→ Aim: Tally the lines that contain "Remaning" and report the total alone.

----- Material provided

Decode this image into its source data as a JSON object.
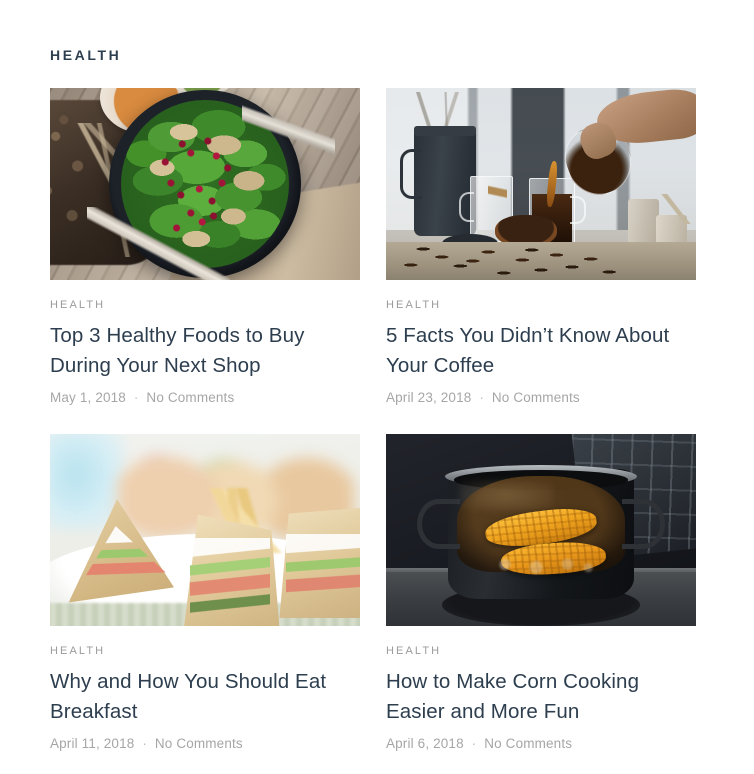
{
  "section": {
    "heading": "HEALTH"
  },
  "posts": [
    {
      "category": "HEALTH",
      "title": "Top 3 Healthy Foods to Buy During Your Next Shop",
      "date": "May 1, 2018",
      "separator": "·",
      "comments": "No Comments",
      "image_alt": "spinach-salad-bowl"
    },
    {
      "category": "HEALTH",
      "title": "5 Facts You Didn’t Know About Your Coffee",
      "date": "April 23, 2018",
      "separator": "·",
      "comments": "No Comments",
      "image_alt": "pouring-coffee-into-glass"
    },
    {
      "category": "HEALTH",
      "title": "Why and How You Should Eat Breakfast",
      "date": "April 11, 2018",
      "separator": "·",
      "comments": "No Comments",
      "image_alt": "club-sandwiches-on-plate"
    },
    {
      "category": "HEALTH",
      "title": "How to Make Corn Cooking Easier and More Fun",
      "date": "April 6, 2018",
      "separator": "·",
      "comments": "No Comments",
      "image_alt": "corn-boiling-in-pot"
    }
  ],
  "colors": {
    "page_background": "#ffffff",
    "heading": "#2e3f50",
    "title": "#2d3e4f",
    "category": "#9b9b9b",
    "meta": "#a6a6a6"
  }
}
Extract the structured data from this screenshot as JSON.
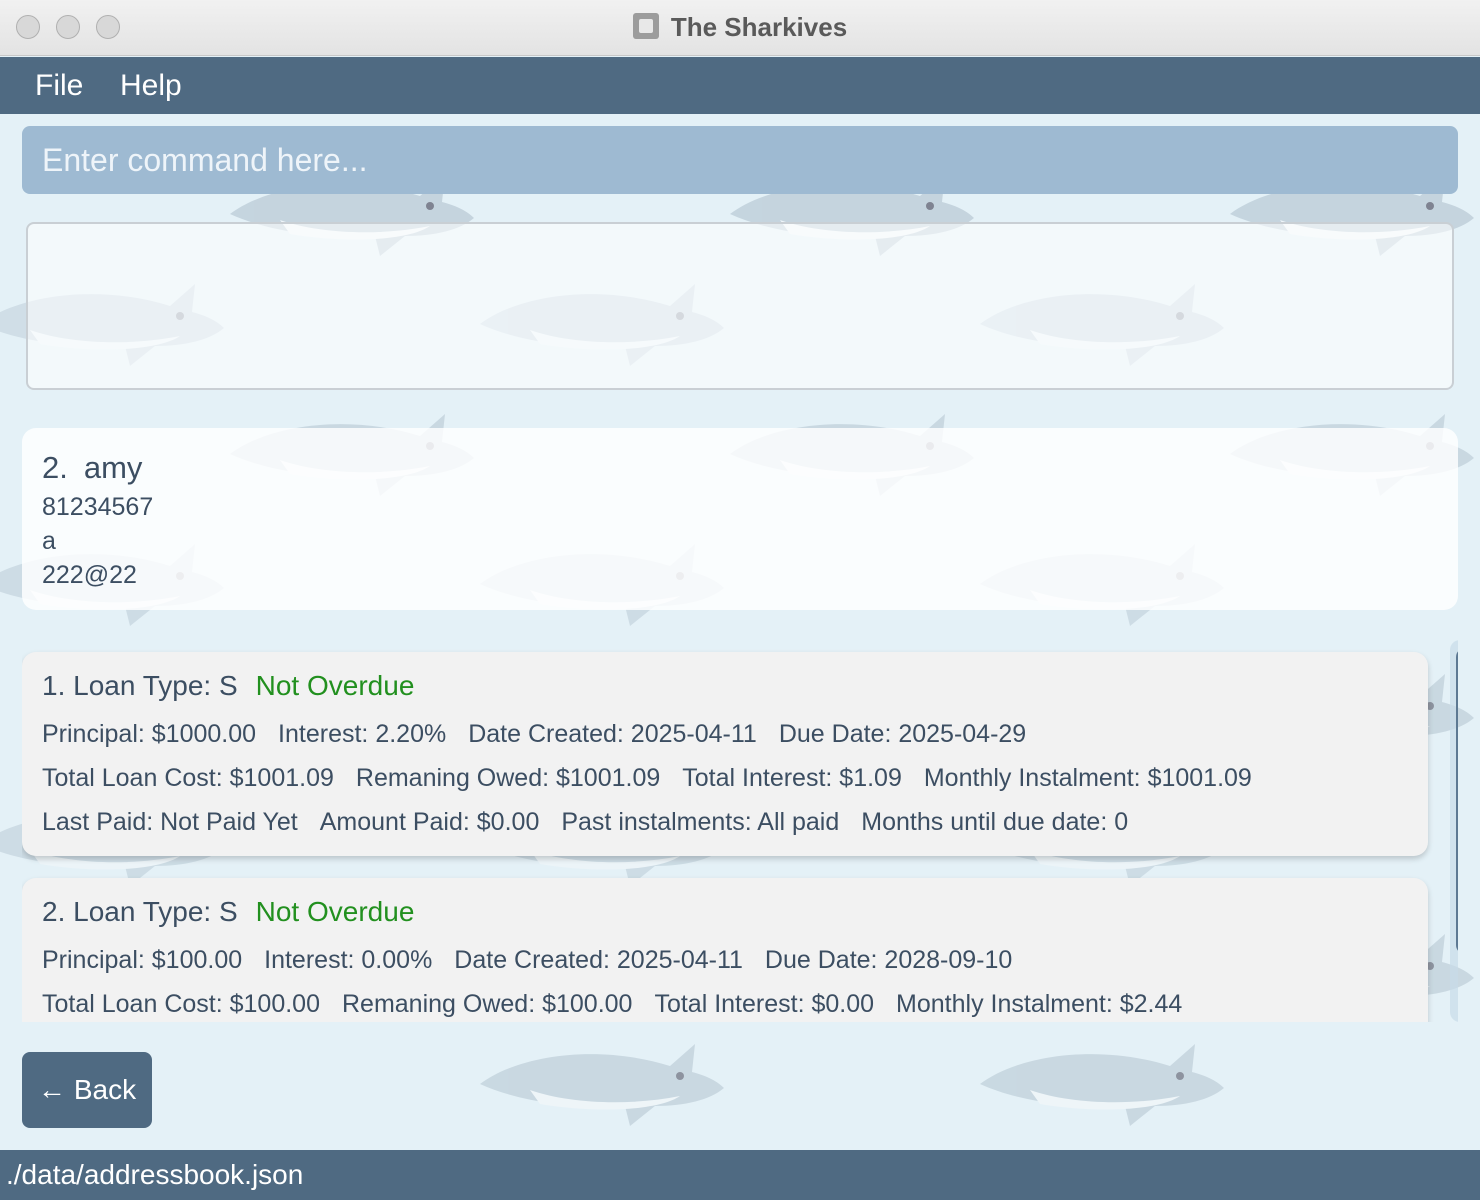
{
  "window": {
    "title": "The Sharkives"
  },
  "menu": {
    "items": [
      {
        "label": "File"
      },
      {
        "label": "Help"
      }
    ]
  },
  "command": {
    "placeholder": "Enter command here..."
  },
  "result": {
    "text": ""
  },
  "person": {
    "index": "2.",
    "name": "amy",
    "phone": "81234567",
    "address": "a",
    "email": "222@22"
  },
  "loans": [
    {
      "title": "1. Loan Type: S",
      "status": "Not Overdue",
      "principal": "Principal: $1000.00",
      "interest": "Interest: 2.20%",
      "date_created": "Date Created: 2025-04-11",
      "due_date": "Due Date: 2025-04-29",
      "total_cost": "Total Loan Cost: $1001.09",
      "remaining": "Remaning Owed: $1001.09",
      "total_interest": "Total Interest: $1.09",
      "monthly": "Monthly Instalment: $1001.09",
      "last_paid": "Last Paid: Not Paid Yet",
      "amount_paid": "Amount Paid: $0.00",
      "past_instalments": "Past instalments: All paid",
      "months_until": "Months until due date: 0"
    },
    {
      "title": "2. Loan Type: S",
      "status": "Not Overdue",
      "principal": "Principal: $100.00",
      "interest": "Interest: 0.00%",
      "date_created": "Date Created: 2025-04-11",
      "due_date": "Due Date: 2028-09-10",
      "total_cost": "Total Loan Cost: $100.00",
      "remaining": "Remaning Owed: $100.00",
      "total_interest": "Total Interest: $0.00",
      "monthly": "Monthly Instalment: $2.44"
    }
  ],
  "back_button": {
    "arrow": "←",
    "label": "Back"
  },
  "status_bar": {
    "path": "./data/addressbook.json"
  },
  "colors": {
    "accent": "#4f6a82",
    "command_bg": "#9ebad2",
    "status_ok": "#22901f"
  }
}
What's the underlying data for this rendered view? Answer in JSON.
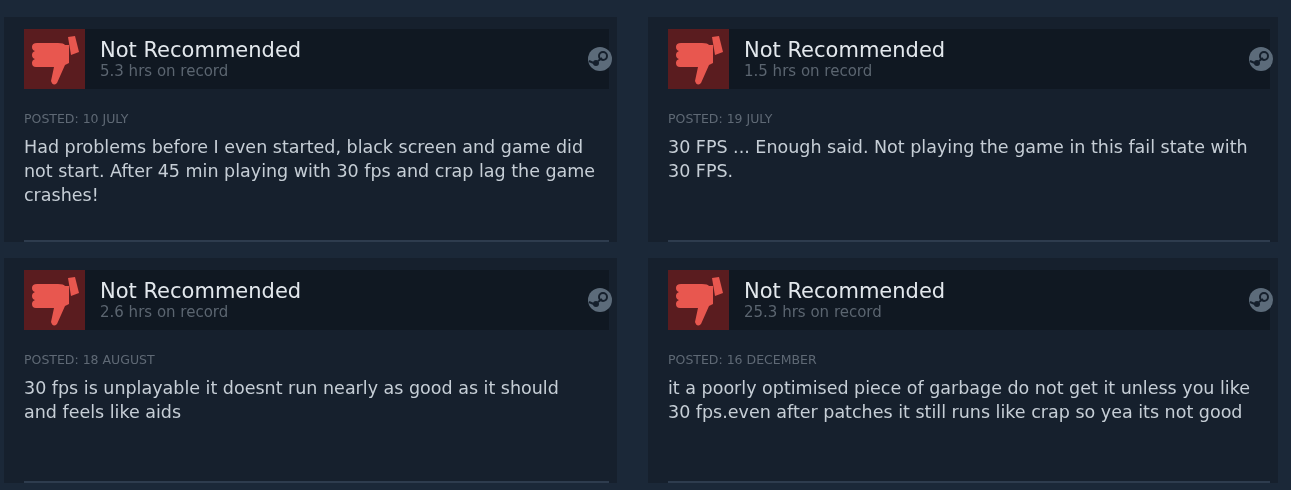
{
  "reviews": [
    {
      "recommended": false,
      "title": "Not Recommended",
      "hours": "5.3 hrs on record",
      "posted": "POSTED: 10 JULY",
      "text": "Had problems before I even started, black screen and game did not start. After 45 min playing with 30 fps and crap lag the game crashes!"
    },
    {
      "recommended": false,
      "title": "Not Recommended",
      "hours": "1.5 hrs on record",
      "posted": "POSTED: 19 JULY",
      "text": "30 FPS ... Enough said. Not playing the game in this fail state with 30 FPS."
    },
    {
      "recommended": false,
      "title": "Not Recommended",
      "hours": "2.6 hrs on record",
      "posted": "POSTED: 18 AUGUST",
      "text": "30 fps is unplayable it doesnt run nearly as good as it should and feels like aids"
    },
    {
      "recommended": false,
      "title": "Not Recommended",
      "hours": "25.3 hrs on record",
      "posted": "POSTED: 16 DECEMBER",
      "text": "it a poorly optimised piece of garbage do not get it unless you like 30 fps.even after patches it still runs like crap so yea its not good"
    }
  ]
}
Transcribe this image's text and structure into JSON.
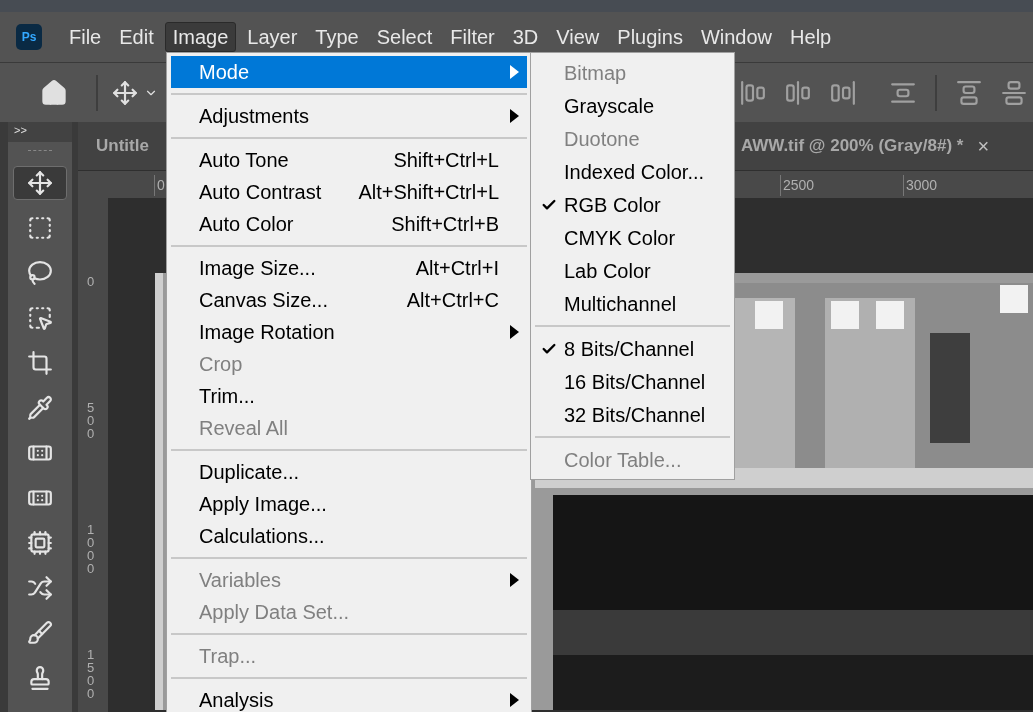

----------

→ Written answer: 2